**Given exercise:**
Count every line that holds the string "Российской", then give that number alone.

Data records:

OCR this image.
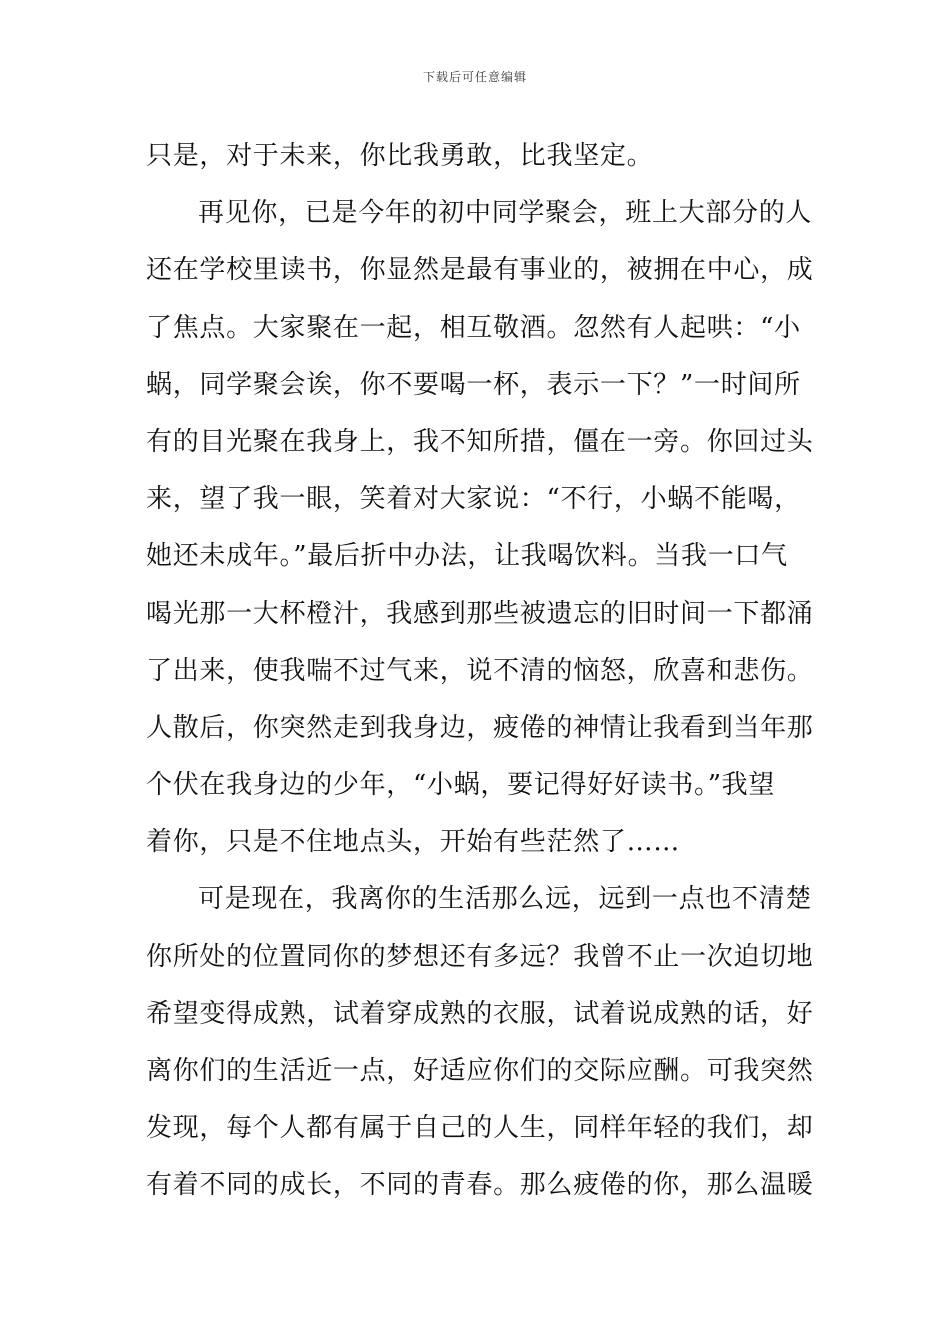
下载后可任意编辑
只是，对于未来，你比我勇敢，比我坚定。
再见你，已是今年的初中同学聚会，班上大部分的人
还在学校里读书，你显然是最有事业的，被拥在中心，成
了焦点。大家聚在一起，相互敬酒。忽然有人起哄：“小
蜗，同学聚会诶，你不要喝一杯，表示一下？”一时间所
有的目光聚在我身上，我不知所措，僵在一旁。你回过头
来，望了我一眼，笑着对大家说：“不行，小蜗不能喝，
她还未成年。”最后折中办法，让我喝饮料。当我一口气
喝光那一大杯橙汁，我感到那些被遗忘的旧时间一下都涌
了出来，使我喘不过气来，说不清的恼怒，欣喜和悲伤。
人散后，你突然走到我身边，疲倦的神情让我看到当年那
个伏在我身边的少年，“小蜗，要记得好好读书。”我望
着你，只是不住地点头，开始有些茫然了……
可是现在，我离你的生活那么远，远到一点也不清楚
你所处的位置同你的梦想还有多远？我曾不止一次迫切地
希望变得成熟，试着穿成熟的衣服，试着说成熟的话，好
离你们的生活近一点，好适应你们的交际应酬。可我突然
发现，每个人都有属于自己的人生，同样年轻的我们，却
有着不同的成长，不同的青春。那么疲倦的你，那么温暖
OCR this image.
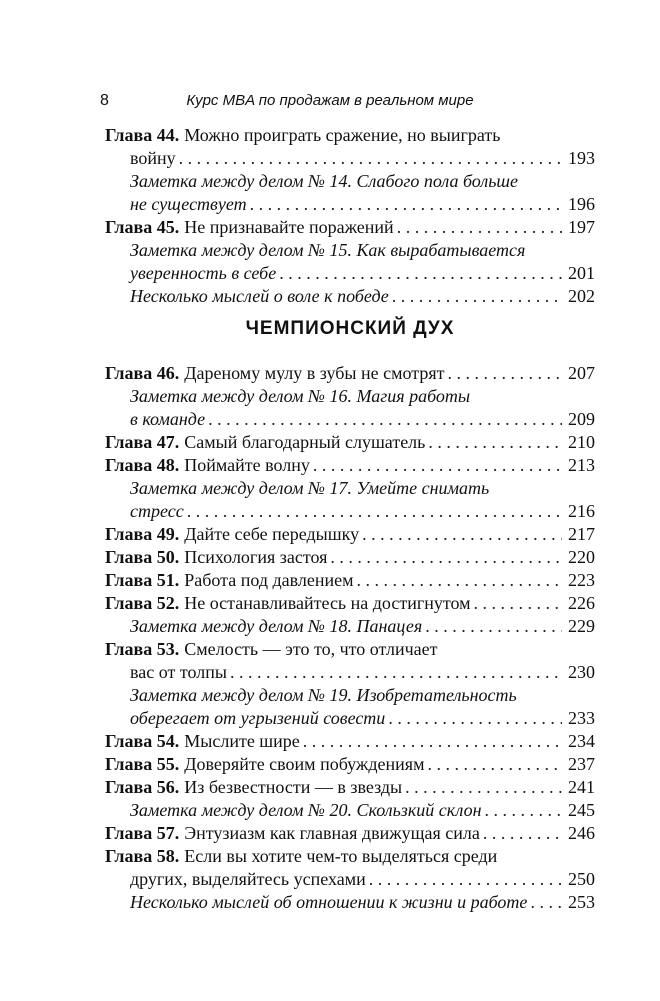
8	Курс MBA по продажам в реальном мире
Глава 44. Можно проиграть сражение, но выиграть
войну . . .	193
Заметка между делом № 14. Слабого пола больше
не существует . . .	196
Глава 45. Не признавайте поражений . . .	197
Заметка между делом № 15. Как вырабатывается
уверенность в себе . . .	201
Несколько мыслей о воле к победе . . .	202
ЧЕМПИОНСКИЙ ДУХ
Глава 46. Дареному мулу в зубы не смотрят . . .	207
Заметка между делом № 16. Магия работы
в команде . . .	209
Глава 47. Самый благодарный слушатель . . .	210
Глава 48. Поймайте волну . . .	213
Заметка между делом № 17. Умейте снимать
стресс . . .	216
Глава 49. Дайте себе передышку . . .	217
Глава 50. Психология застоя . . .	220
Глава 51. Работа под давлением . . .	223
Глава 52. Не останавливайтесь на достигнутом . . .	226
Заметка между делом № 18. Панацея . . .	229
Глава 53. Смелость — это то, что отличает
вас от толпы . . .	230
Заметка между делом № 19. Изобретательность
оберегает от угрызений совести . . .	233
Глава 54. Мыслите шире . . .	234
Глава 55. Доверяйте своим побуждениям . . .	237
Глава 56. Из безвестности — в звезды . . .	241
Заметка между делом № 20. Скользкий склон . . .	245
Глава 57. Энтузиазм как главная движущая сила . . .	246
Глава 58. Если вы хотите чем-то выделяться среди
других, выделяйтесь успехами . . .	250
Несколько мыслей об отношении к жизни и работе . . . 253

---

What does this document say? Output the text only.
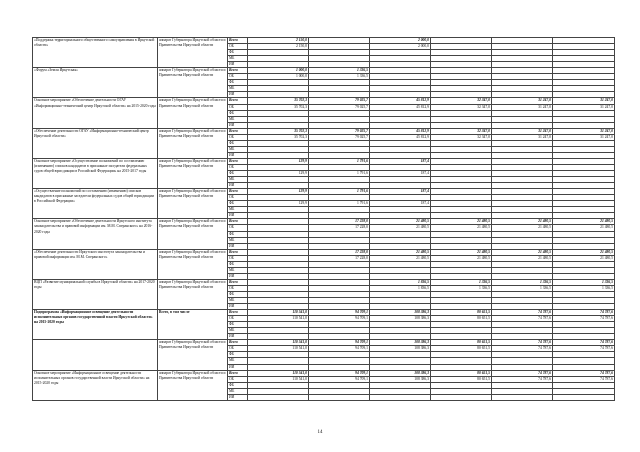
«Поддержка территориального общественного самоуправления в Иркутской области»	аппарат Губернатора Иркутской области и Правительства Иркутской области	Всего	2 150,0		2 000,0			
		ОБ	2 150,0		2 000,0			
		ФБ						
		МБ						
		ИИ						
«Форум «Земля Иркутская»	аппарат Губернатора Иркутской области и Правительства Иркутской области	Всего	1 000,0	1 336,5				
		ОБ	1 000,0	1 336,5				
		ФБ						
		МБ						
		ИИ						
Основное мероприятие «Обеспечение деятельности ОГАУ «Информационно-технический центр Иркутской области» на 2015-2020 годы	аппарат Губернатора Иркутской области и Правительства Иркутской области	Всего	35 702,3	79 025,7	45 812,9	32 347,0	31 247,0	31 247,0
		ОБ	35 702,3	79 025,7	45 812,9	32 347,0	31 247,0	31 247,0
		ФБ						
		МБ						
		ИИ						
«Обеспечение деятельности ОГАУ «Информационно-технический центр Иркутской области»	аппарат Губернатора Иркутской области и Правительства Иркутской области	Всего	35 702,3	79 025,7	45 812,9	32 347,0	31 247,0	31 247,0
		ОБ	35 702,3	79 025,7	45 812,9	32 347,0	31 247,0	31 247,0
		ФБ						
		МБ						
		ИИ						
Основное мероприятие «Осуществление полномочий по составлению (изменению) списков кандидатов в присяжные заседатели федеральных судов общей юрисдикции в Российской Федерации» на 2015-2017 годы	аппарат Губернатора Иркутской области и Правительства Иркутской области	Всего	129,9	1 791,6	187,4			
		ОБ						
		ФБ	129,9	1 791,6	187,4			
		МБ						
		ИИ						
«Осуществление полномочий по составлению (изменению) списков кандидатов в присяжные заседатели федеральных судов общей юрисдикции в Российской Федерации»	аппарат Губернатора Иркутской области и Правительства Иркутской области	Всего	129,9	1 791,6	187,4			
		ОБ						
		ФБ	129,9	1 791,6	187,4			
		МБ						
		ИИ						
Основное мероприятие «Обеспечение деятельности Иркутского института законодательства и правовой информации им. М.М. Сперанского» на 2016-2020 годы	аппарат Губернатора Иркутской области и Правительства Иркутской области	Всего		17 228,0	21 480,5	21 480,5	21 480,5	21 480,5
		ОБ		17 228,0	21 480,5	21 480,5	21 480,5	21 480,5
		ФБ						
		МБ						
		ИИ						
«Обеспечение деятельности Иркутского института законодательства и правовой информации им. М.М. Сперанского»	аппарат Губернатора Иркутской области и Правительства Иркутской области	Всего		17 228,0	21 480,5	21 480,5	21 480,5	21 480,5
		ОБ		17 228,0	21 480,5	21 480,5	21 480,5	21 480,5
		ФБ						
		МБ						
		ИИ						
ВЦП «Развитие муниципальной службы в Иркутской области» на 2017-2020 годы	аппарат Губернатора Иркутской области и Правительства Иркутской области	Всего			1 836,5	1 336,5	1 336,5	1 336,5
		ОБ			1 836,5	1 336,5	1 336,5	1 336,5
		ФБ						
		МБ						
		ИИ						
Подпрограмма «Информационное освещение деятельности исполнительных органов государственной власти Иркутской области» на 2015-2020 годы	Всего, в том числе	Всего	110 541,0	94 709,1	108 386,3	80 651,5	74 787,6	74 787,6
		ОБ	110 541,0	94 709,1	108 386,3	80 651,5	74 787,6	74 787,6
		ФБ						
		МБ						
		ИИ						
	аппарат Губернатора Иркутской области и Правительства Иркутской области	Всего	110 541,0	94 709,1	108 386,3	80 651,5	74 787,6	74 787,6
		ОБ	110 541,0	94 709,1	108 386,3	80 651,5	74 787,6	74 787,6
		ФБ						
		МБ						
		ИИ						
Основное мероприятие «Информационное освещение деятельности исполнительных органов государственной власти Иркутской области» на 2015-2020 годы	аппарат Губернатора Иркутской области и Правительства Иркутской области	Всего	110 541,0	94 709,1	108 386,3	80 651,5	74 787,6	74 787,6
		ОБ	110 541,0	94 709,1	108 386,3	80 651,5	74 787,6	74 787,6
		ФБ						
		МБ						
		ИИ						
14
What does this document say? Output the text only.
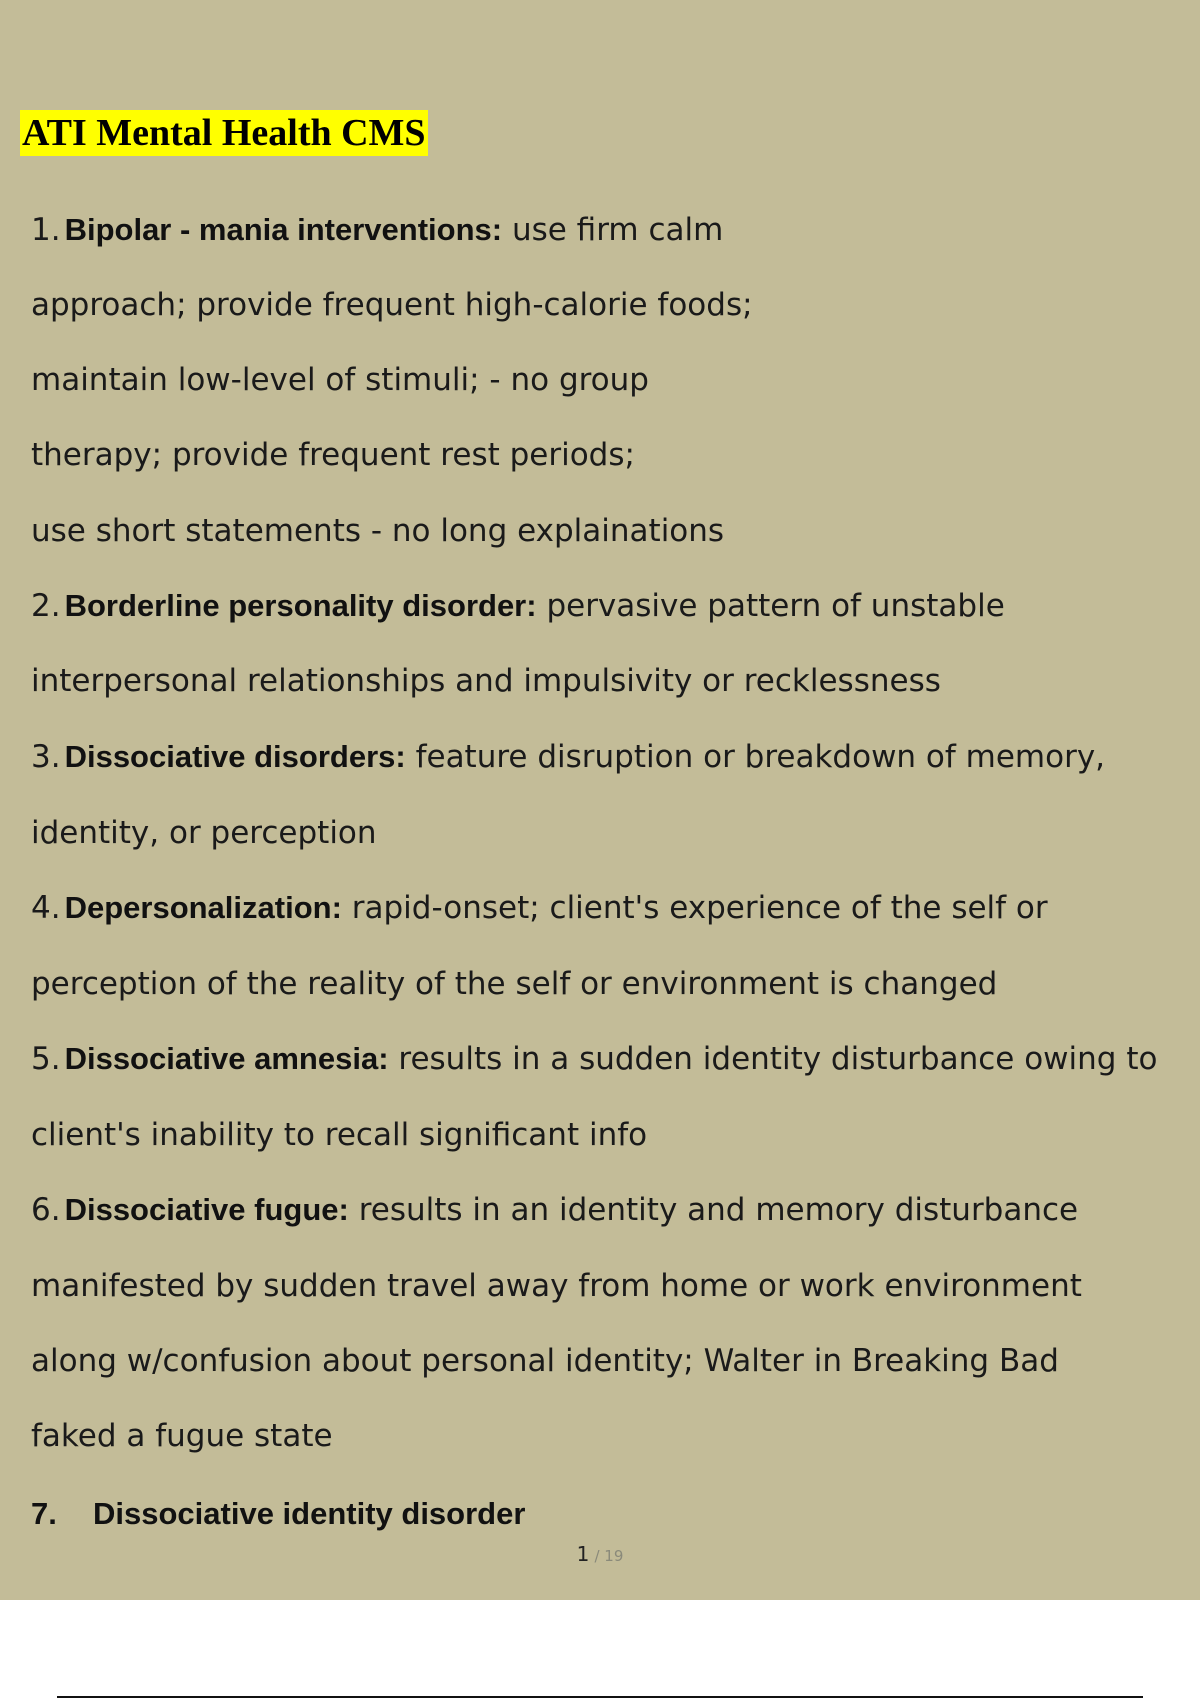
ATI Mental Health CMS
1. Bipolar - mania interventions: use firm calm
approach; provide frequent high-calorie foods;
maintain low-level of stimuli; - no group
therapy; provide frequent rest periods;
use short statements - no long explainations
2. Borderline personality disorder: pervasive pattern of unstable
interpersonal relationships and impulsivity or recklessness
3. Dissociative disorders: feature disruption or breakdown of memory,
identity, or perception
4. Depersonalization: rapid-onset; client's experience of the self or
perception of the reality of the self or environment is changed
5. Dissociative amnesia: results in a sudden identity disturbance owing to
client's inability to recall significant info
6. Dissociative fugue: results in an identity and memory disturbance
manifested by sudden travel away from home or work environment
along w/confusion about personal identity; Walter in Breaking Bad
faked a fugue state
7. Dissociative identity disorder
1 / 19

==

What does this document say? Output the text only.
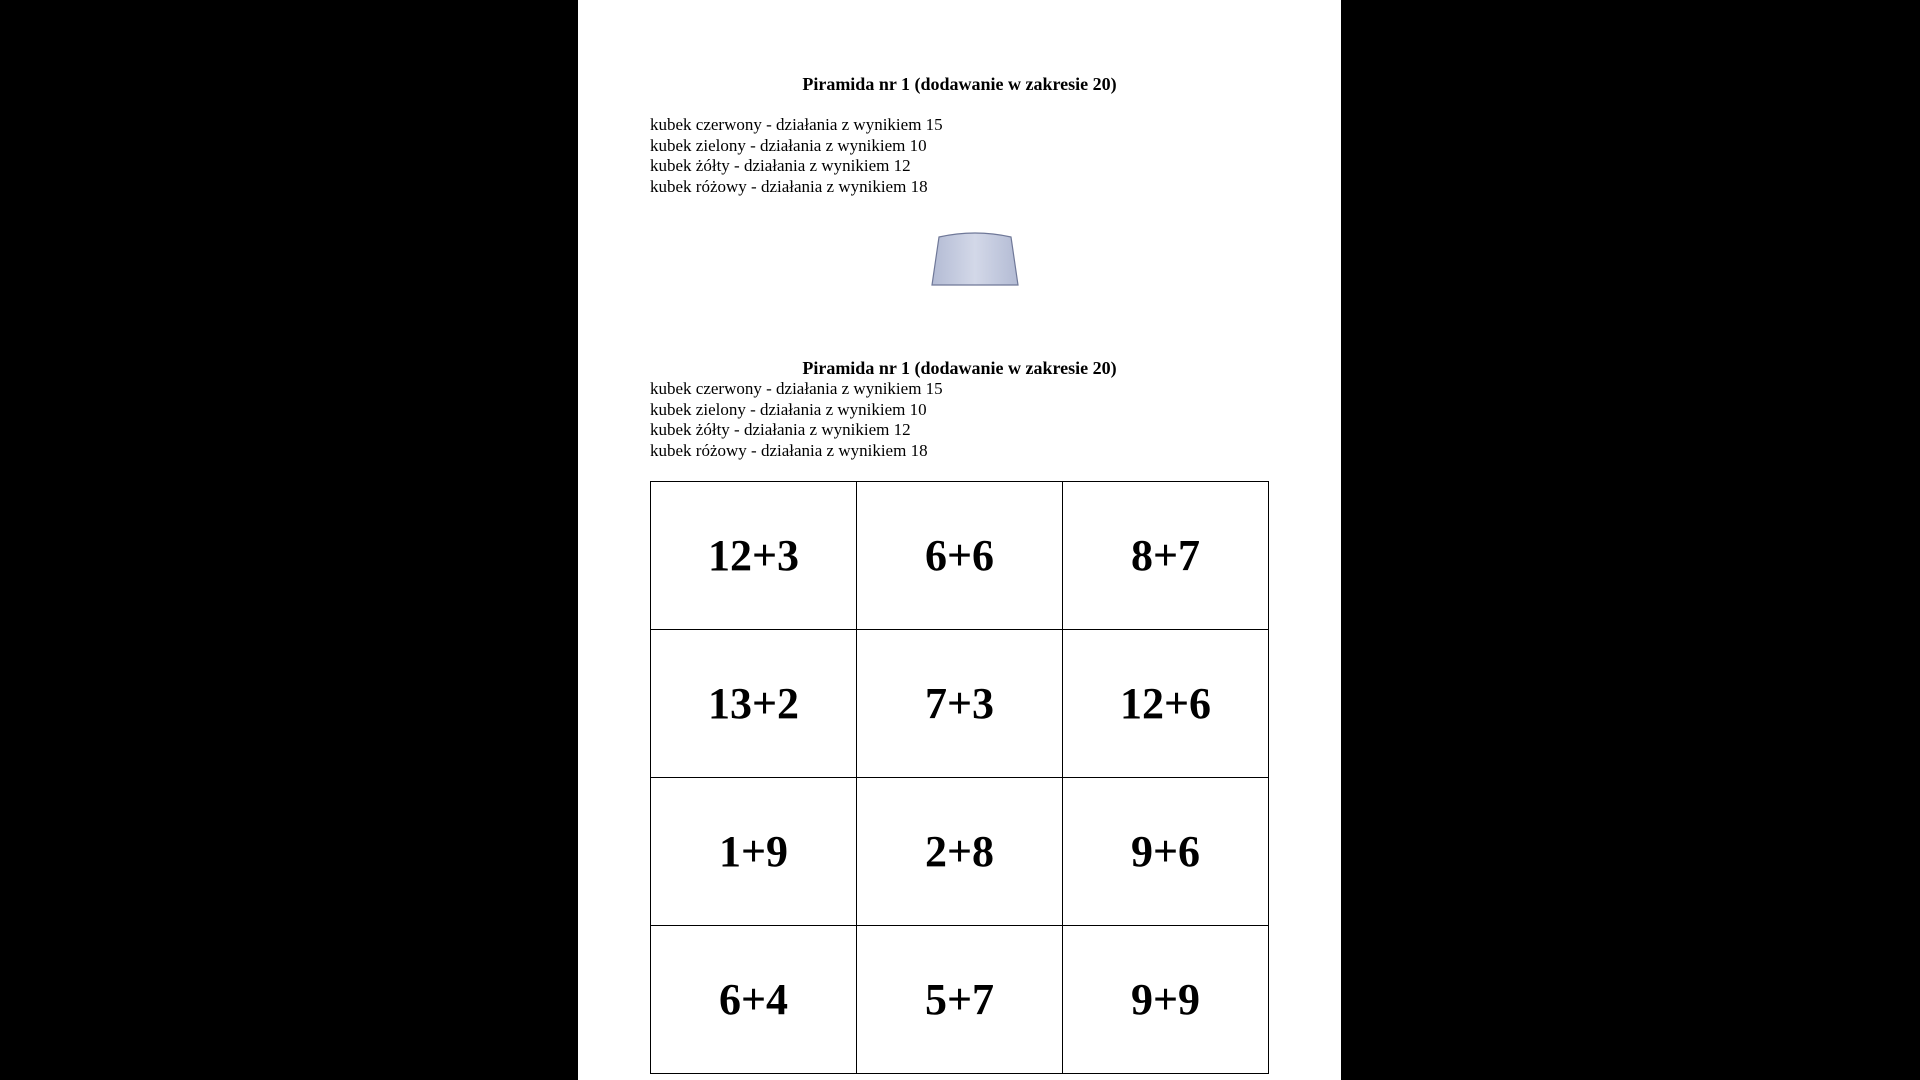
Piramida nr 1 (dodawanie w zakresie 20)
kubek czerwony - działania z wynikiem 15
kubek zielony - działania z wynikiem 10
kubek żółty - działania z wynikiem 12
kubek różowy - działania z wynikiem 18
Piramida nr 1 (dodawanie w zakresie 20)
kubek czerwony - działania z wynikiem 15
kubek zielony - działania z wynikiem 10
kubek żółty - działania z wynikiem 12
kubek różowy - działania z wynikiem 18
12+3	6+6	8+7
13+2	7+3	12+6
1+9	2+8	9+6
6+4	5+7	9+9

**Solved exercise:**
2